_What is being asked_
Give the data below again exactly as it stands. Omit the pictures.

_Data section_

⟨

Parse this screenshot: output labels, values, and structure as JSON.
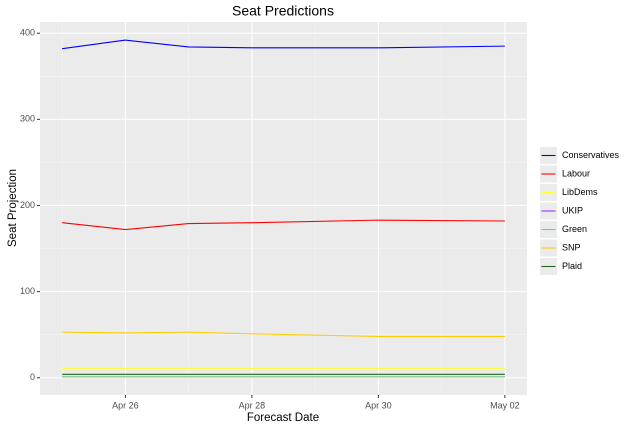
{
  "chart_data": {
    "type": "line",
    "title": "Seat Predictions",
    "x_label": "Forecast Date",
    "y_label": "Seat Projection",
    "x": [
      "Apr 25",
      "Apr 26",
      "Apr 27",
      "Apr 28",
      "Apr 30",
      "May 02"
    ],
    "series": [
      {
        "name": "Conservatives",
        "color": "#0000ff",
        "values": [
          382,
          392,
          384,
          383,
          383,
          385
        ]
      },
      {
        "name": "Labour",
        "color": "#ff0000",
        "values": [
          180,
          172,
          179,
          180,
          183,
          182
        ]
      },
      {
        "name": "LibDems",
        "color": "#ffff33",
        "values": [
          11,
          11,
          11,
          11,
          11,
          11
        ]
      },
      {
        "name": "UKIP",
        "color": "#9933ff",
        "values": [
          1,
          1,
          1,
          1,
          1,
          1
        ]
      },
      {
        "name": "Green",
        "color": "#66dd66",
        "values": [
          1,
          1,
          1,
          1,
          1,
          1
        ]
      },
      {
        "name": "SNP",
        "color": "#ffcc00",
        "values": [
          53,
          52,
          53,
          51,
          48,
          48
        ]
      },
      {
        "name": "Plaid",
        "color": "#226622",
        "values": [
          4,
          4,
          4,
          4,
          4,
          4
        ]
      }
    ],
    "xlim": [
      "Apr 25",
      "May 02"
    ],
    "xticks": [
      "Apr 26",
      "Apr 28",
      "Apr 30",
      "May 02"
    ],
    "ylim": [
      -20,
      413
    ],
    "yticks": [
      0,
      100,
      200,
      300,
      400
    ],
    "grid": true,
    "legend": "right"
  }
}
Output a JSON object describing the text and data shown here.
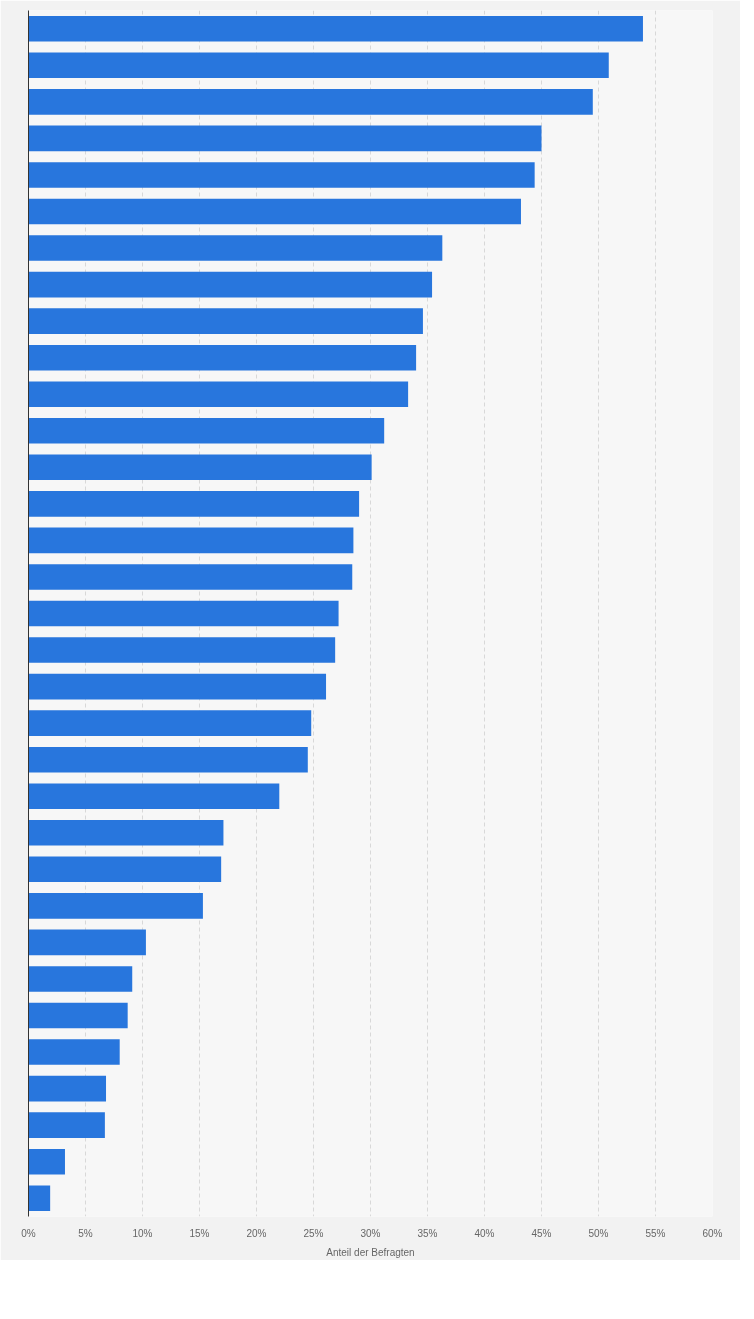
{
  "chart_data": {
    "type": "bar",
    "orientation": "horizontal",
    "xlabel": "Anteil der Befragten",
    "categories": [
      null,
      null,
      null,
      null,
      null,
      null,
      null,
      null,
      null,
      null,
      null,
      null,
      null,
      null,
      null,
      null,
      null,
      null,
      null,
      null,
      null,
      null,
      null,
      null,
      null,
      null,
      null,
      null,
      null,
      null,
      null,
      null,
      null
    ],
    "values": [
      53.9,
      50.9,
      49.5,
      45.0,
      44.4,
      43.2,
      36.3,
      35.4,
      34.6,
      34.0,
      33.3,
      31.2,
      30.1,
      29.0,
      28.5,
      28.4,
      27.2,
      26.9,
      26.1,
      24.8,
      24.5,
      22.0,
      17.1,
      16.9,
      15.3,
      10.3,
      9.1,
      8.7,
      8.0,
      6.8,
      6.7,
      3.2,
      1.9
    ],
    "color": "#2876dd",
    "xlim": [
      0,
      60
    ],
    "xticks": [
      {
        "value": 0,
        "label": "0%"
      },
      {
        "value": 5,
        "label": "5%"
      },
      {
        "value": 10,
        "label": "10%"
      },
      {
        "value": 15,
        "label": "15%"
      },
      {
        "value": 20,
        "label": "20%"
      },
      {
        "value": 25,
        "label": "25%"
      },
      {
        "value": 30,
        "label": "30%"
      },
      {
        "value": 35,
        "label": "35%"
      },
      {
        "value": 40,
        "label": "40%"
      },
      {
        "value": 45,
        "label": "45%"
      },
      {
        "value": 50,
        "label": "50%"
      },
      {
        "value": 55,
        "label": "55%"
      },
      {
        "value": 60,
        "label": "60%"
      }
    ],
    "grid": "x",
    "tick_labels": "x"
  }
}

⟩

_Full solution_
Parse this screenshot: output labels, values, and structure as JSON.
{
  "chart_data": {
    "type": "line",
    "title": "Seat Predictions",
    "x_label": "Forecast Date",
    "y_label": "Seat Projection",
    "x": [
      "Apr 25",
      "Apr 26",
      "Apr 27",
      "Apr 28",
      "Apr 30",
      "May 02"
    ],
    "series": [
      {
        "name": "Conservatives",
        "color": "#0000ff",
        "values": [
          382,
          392,
          384,
          383,
          383,
          385
        ]
      },
      {
        "name": "Labour",
        "color": "#ff0000",
        "values": [
          180,
          172,
          179,
          180,
          183,
          182
        ]
      },
      {
        "name": "LibDems",
        "color": "#ffff33",
        "values": [
          11,
          11,
          11,
          11,
          11,
          11
        ]
      },
      {
        "name": "UKIP",
        "color": "#9933ff",
        "values": [
          1,
          1,
          1,
          1,
          1,
          1
        ]
      },
      {
        "name": "Green",
        "color": "#66dd66",
        "values": [
          1,
          1,
          1,
          1,
          1,
          1
        ]
      },
      {
        "name": "SNP",
        "color": "#ffcc00",
        "values": [
          53,
          52,
          53,
          51,
          48,
          48
        ]
      },
      {
        "name": "Plaid",
        "color": "#226622",
        "values": [
          4,
          4,
          4,
          4,
          4,
          4
        ]
      }
    ],
    "xlim": [
      "Apr 25",
      "May 02"
    ],
    "xticks": [
      "Apr 26",
      "Apr 28",
      "Apr 30",
      "May 02"
    ],
    "ylim": [
      -20,
      413
    ],
    "yticks": [
      0,
      100,
      200,
      300,
      400
    ],
    "grid": true,
    "legend": "right"
  }
}
Output a JSON object describing the text and data shown here.
{
  "chart_data": {
    "type": "bar",
    "orientation": "horizontal",
    "xlabel": "Anteil der Befragten",
    "categories": [
      null,
      null,
      null,
      null,
      null,
      null,
      null,
      null,
      null,
      null,
      null,
      null,
      null,
      null,
      null,
      null,
      null,
      null,
      null,
      null,
      null,
      null,
      null,
      null,
      null,
      null,
      null,
      null,
      null,
      null,
      null,
      null,
      null
    ],
    "values": [
      53.9,
      50.9,
      49.5,
      45.0,
      44.4,
      43.2,
      36.3,
      35.4,
      34.6,
      34.0,
      33.3,
      31.2,
      30.1,
      29.0,
      28.5,
      28.4,
      27.2,
      26.9,
      26.1,
      24.8,
      24.5,
      22.0,
      17.1,
      16.9,
      15.3,
      10.3,
      9.1,
      8.7,
      8.0,
      6.8,
      6.7,
      3.2,
      1.9
    ],
    "color": "#2876dd",
    "xlim": [
      0,
      60
    ],
    "xticks": [
      {
        "value": 0,
        "label": "0%"
      },
      {
        "value": 5,
        "label": "5%"
      },
      {
        "value": 10,
        "label": "10%"
      },
      {
        "value": 15,
        "label": "15%"
      },
      {
        "value": 20,
        "label": "20%"
      },
      {
        "value": 25,
        "label": "25%"
      },
      {
        "value": 30,
        "label": "30%"
      },
      {
        "value": 35,
        "label": "35%"
      },
      {
        "value": 40,
        "label": "40%"
      },
      {
        "value": 45,
        "label": "45%"
      },
      {
        "value": 50,
        "label": "50%"
      },
      {
        "value": 55,
        "label": "55%"
      },
      {
        "value": 60,
        "label": "60%"
      }
    ],
    "grid": "x",
    "tick_labels": "x"
  }
}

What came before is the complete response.